━━━━━ Entries provided
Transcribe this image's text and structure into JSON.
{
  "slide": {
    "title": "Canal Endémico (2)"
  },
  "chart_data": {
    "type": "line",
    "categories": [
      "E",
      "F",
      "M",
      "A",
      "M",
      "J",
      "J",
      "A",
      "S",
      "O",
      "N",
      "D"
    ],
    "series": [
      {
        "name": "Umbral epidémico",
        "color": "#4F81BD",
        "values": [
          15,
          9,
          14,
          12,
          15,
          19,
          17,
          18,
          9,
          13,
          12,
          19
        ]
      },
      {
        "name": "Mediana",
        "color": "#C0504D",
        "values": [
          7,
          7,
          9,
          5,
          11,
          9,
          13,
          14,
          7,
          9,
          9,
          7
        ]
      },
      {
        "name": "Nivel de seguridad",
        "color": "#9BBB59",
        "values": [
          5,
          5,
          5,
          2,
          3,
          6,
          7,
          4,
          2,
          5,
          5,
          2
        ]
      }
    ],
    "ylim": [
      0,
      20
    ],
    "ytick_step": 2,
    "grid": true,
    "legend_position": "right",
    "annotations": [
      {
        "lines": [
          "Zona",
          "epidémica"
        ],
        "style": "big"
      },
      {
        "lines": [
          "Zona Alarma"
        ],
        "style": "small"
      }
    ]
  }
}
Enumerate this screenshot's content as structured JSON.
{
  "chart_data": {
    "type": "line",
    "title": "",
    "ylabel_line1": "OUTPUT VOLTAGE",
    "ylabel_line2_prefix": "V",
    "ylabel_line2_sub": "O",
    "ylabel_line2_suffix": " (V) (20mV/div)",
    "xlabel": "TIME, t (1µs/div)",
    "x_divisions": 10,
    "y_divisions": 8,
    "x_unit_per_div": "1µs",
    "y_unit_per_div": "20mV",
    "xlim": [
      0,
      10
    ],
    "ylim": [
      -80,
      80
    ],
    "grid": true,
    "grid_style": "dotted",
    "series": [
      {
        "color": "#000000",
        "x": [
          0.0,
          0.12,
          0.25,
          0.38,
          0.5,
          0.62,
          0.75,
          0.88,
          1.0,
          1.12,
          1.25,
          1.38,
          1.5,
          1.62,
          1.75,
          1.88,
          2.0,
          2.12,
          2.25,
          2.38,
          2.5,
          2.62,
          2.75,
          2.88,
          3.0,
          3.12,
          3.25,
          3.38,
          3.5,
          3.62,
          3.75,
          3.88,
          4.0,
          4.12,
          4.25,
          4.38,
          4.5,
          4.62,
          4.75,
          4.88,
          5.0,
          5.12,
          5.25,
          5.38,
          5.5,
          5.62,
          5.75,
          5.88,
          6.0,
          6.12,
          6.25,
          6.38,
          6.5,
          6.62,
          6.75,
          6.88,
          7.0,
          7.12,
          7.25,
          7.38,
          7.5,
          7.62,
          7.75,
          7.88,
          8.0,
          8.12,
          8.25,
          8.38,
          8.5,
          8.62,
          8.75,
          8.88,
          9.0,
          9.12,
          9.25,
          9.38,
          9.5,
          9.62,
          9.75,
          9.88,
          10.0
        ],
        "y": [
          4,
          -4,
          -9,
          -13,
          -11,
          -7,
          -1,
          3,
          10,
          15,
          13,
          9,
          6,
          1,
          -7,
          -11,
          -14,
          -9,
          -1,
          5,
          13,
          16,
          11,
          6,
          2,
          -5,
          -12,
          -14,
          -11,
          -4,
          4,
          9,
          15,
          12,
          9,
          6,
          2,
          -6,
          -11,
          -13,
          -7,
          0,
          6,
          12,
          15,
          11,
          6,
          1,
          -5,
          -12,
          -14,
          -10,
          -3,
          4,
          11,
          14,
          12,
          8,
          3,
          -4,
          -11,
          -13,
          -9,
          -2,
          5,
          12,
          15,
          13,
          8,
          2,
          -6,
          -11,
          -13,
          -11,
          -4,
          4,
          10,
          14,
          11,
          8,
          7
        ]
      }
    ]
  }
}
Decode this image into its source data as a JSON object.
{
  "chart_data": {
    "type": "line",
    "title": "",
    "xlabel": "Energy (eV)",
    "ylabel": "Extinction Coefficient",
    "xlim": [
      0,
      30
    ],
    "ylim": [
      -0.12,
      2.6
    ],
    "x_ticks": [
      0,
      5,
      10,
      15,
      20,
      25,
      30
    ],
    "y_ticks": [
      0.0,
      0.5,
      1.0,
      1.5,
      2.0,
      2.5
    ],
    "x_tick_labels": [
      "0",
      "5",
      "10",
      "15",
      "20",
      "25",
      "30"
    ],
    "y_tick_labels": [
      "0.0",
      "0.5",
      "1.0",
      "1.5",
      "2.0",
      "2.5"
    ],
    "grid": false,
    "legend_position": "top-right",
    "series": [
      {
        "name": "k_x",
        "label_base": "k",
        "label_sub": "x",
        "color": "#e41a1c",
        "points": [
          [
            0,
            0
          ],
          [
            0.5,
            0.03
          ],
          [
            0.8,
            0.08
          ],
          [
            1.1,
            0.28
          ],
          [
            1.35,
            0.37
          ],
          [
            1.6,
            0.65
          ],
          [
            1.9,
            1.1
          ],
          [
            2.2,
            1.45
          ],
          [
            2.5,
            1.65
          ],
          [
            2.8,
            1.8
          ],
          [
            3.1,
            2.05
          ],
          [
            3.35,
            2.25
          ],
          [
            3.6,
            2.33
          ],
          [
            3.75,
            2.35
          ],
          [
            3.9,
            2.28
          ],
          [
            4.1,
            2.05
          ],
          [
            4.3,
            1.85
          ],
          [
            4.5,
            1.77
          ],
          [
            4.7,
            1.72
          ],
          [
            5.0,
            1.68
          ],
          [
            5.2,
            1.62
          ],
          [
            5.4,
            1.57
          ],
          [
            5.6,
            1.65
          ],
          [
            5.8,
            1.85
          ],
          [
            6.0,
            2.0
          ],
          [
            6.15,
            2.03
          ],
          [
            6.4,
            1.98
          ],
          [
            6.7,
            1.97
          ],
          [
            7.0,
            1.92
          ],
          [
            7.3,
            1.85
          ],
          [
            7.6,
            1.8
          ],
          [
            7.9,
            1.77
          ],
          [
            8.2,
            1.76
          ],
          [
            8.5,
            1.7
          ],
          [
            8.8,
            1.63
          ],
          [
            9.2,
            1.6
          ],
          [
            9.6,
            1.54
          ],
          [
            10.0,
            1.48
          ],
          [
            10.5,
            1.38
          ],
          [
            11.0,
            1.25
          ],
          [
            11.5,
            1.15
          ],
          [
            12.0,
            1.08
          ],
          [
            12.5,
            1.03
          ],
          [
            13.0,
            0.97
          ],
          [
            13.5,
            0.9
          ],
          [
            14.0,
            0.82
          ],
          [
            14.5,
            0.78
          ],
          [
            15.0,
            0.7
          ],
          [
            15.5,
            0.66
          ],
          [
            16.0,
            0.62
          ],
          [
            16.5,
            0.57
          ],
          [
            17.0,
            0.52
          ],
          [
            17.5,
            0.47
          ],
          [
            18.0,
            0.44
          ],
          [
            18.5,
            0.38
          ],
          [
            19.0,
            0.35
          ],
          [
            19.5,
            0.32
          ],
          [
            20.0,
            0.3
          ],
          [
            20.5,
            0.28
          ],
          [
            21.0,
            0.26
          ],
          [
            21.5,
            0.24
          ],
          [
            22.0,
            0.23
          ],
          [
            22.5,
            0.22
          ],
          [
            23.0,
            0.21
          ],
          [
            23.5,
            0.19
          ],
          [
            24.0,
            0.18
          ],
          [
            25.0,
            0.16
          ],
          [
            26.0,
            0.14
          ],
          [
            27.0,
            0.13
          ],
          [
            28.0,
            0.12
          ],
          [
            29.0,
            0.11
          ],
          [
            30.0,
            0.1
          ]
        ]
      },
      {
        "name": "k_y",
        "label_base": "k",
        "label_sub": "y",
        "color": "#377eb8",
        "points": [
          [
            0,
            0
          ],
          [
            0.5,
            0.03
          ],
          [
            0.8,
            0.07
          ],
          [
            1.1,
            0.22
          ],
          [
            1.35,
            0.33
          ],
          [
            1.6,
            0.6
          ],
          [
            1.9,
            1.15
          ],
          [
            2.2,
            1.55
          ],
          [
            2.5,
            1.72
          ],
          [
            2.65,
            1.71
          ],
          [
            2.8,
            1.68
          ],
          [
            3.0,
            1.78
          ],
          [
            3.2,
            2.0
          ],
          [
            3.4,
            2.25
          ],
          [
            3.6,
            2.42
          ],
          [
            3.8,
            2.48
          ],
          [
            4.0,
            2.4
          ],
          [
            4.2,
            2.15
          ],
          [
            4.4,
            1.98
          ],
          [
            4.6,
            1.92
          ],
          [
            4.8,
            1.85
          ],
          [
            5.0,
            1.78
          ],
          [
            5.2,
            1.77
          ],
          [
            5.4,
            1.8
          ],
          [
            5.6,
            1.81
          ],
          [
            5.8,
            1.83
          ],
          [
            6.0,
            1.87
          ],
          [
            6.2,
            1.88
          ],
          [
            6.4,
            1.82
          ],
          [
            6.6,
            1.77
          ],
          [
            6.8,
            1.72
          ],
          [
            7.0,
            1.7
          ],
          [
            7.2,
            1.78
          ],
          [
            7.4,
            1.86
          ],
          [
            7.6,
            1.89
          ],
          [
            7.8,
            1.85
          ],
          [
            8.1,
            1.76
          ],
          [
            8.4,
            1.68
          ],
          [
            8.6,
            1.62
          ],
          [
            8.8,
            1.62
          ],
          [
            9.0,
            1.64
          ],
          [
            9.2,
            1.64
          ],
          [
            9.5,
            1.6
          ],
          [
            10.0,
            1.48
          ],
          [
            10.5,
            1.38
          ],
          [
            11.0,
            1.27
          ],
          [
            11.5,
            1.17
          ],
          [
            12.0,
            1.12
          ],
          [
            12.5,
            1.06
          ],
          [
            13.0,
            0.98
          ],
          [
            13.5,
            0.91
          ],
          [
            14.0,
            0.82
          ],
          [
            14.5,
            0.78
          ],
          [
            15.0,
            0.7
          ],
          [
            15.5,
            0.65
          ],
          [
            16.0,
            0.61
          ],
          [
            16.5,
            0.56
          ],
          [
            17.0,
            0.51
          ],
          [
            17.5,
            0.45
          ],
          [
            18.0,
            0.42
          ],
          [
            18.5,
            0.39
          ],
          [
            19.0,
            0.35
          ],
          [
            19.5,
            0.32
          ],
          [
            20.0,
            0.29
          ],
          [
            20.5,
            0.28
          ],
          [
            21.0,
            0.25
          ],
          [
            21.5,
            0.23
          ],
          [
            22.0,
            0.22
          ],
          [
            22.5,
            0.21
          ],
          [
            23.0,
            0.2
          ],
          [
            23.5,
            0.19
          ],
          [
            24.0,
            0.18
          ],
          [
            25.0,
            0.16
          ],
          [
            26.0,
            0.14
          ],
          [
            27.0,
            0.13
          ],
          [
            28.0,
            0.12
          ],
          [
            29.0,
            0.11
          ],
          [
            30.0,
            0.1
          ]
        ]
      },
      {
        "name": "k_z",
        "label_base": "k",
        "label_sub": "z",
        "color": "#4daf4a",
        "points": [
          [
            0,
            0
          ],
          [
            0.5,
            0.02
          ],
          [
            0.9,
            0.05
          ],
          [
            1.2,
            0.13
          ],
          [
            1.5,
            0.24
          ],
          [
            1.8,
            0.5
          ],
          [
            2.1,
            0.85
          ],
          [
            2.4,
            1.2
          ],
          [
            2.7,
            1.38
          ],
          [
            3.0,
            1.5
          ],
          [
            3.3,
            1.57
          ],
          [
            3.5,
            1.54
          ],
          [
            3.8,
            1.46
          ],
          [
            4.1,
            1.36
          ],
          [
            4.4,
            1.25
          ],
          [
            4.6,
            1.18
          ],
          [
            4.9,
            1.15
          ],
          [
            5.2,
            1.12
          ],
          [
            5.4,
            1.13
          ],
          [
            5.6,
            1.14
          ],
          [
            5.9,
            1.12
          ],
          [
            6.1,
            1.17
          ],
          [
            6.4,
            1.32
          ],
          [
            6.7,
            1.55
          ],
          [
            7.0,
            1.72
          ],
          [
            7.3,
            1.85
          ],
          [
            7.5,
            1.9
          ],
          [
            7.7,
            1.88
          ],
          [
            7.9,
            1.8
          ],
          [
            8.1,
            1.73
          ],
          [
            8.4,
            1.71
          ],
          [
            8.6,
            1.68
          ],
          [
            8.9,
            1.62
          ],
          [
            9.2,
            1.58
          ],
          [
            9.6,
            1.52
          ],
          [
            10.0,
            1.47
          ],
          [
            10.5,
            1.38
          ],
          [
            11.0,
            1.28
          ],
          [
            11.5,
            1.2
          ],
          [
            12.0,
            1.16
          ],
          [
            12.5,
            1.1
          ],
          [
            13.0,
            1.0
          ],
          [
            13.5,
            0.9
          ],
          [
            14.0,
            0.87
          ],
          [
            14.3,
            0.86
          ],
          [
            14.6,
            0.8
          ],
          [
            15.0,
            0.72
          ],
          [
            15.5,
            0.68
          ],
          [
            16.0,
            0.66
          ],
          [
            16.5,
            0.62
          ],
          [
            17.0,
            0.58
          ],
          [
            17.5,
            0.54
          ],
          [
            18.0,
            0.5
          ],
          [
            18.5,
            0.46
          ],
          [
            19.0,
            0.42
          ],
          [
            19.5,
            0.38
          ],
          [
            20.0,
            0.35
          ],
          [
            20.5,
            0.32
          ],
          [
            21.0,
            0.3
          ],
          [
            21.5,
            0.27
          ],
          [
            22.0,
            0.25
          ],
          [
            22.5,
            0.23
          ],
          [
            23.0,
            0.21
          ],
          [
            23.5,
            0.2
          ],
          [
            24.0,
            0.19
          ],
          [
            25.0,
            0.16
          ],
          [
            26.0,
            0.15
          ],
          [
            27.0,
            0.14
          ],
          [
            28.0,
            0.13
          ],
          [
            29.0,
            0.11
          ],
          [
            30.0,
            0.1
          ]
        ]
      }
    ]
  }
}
━━━━━━━━━━
(Stated problem) The word "xlabel" may appear on some lines of these records; state how many such lines there are, and nothing else.

(Full response) 2